Goal —
From the listing below, pull each line that includes "icon".

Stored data
>>

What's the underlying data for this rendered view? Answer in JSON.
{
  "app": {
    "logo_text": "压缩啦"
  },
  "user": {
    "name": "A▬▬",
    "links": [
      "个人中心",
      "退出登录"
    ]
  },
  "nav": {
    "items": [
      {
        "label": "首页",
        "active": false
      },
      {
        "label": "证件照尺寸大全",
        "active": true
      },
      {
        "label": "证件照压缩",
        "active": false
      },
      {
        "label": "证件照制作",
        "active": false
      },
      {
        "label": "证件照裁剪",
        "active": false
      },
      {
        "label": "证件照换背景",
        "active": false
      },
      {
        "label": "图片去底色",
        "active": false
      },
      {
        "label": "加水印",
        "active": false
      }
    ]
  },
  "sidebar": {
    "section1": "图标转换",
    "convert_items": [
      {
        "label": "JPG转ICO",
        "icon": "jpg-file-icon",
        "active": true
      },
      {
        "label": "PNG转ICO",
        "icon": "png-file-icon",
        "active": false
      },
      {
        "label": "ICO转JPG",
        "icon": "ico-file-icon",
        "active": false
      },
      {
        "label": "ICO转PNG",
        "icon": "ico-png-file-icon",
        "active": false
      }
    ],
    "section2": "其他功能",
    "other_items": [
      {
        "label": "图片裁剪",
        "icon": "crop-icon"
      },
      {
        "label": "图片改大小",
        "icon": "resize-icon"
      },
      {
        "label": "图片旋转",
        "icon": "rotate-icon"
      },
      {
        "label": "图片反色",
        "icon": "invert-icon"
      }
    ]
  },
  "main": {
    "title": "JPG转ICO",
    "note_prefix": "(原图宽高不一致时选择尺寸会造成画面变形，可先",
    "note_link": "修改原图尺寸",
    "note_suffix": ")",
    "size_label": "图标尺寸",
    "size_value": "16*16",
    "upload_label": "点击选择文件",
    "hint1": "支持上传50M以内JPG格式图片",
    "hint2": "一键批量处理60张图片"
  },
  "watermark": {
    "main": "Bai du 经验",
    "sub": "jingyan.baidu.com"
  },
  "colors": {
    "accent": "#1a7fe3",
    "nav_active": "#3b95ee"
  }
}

<<

Response to this task —
        "icon": "jpg-file-icon",
        "icon": "png-file-icon",
        "icon": "ico-file-icon",
        "icon": "ico-png-file-icon",
        "icon": "crop-icon"
        "icon": "resize-icon"
        "icon": "rotate-icon"
        "icon": "invert-icon"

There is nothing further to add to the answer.